◆ **Exercise**: Please give the count of lines holding the string "true" and nothing besides.

%%

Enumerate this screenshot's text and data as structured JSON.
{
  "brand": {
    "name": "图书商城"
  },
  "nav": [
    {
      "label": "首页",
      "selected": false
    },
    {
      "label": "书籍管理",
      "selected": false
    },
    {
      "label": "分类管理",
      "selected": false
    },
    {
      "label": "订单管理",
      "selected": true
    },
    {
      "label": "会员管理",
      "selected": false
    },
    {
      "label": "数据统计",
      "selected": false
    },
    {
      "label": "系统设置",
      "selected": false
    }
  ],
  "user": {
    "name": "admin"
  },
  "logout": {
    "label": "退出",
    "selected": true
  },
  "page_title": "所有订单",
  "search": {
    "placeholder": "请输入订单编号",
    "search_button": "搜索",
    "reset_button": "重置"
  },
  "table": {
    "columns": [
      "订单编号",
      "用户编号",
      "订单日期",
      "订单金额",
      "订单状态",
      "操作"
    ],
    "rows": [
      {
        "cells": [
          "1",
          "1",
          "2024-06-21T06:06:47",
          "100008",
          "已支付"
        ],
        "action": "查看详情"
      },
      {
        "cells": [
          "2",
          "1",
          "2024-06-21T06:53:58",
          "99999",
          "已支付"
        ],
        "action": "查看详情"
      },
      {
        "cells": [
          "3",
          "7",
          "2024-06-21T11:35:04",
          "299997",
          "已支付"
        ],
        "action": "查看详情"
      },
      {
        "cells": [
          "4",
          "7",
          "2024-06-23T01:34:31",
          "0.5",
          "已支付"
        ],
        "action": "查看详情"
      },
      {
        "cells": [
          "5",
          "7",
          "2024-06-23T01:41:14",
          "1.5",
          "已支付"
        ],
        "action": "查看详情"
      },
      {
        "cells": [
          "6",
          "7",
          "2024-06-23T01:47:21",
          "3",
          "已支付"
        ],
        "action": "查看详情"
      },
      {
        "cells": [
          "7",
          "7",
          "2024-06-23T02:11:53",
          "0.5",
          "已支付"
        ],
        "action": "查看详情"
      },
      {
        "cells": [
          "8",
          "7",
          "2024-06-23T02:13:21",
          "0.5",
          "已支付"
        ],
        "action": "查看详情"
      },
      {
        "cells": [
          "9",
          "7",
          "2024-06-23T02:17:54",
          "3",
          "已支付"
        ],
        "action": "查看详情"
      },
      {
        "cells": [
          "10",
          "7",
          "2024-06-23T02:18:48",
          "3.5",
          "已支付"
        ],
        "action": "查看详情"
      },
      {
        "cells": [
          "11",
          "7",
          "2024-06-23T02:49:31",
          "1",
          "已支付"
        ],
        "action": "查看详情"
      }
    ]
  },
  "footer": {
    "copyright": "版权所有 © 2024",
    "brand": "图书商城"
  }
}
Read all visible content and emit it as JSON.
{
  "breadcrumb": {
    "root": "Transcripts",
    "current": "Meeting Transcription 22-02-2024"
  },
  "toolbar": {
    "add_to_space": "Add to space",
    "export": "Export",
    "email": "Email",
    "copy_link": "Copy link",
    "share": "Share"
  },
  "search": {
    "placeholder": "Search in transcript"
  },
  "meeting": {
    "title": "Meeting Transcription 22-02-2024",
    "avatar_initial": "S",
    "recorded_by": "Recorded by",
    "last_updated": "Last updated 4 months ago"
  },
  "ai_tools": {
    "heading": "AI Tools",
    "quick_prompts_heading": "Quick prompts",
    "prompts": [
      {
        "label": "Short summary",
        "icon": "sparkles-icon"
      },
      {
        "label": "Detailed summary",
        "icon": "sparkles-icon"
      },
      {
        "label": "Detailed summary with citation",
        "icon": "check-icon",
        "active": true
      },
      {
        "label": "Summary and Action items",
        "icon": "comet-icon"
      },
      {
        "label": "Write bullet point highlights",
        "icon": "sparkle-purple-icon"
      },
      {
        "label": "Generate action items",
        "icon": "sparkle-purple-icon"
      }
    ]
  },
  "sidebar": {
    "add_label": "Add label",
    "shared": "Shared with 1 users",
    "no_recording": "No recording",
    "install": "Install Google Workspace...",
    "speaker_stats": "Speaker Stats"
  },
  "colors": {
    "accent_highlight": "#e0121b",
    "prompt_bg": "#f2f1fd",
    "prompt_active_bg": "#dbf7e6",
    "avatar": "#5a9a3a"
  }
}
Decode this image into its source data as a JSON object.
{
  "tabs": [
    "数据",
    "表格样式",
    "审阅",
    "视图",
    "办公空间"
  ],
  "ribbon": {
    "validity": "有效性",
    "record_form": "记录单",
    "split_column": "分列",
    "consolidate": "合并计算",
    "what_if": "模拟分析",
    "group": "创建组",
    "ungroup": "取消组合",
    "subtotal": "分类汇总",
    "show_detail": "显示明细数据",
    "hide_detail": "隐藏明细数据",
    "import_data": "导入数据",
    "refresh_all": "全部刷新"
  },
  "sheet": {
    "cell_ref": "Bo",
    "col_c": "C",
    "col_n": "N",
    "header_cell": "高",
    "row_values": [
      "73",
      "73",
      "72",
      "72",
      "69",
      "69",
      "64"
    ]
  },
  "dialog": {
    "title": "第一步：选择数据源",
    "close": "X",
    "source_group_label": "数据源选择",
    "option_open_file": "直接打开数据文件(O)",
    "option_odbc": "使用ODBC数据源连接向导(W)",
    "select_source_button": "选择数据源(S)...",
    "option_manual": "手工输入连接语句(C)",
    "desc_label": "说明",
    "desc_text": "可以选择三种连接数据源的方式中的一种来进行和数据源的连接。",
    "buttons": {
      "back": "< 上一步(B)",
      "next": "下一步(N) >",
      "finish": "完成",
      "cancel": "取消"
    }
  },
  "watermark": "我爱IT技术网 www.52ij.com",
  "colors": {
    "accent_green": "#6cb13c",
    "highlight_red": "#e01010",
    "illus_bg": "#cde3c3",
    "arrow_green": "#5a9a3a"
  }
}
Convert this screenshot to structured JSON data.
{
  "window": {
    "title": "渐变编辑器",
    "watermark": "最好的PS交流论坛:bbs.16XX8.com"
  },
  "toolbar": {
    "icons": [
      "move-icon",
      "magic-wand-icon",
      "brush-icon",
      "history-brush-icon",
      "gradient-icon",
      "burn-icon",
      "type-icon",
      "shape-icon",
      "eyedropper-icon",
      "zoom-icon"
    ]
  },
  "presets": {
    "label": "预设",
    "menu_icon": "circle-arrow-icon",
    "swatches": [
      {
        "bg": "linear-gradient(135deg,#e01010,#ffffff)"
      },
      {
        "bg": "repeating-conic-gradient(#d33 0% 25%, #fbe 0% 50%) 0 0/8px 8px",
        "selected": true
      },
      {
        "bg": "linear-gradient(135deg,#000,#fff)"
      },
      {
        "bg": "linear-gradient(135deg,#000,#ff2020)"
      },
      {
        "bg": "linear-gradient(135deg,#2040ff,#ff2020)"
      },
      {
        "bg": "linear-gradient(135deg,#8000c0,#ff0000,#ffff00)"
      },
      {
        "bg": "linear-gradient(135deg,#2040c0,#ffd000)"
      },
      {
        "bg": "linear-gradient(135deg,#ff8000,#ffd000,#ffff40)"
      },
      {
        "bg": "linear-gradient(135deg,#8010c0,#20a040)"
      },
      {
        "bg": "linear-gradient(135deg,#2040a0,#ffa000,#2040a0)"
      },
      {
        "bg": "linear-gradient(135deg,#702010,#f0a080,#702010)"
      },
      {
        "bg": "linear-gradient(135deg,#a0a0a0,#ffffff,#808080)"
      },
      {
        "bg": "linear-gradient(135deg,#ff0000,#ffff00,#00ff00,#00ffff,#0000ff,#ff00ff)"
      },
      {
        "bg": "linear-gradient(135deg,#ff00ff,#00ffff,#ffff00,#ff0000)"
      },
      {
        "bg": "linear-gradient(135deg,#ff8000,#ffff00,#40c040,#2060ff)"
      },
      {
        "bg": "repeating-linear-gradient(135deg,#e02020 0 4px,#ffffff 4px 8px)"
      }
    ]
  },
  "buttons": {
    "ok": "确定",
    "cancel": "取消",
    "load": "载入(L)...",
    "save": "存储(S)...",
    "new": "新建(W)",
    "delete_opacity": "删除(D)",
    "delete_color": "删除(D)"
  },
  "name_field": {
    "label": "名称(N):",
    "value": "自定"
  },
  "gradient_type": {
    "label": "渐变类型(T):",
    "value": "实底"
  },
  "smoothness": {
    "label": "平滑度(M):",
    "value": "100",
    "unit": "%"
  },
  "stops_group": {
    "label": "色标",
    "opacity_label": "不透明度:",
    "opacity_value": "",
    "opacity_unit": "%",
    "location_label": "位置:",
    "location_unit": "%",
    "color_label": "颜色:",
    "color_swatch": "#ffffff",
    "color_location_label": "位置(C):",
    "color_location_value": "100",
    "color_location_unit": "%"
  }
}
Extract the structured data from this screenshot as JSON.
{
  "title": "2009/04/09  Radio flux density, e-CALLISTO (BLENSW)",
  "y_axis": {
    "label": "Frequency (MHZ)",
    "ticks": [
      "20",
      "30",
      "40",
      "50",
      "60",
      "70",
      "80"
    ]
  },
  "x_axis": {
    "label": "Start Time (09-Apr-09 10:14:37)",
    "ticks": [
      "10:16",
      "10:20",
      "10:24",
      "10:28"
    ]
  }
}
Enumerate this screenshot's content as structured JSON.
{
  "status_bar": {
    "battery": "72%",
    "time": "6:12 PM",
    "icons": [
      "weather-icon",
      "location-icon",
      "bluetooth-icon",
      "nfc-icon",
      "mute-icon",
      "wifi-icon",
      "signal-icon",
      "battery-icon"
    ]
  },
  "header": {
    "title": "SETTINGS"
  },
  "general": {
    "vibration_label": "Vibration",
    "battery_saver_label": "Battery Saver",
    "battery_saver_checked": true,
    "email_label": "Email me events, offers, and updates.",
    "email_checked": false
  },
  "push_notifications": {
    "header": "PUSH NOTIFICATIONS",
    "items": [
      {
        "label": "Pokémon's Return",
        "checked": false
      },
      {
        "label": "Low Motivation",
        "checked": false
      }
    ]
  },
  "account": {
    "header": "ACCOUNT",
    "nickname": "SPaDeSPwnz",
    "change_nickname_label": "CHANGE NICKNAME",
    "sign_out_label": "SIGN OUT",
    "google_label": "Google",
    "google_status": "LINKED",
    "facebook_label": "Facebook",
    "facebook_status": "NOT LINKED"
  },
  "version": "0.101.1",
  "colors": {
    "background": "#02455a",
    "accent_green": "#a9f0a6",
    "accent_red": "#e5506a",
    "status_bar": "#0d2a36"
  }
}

%%

◆ **Solution to the problem**: 5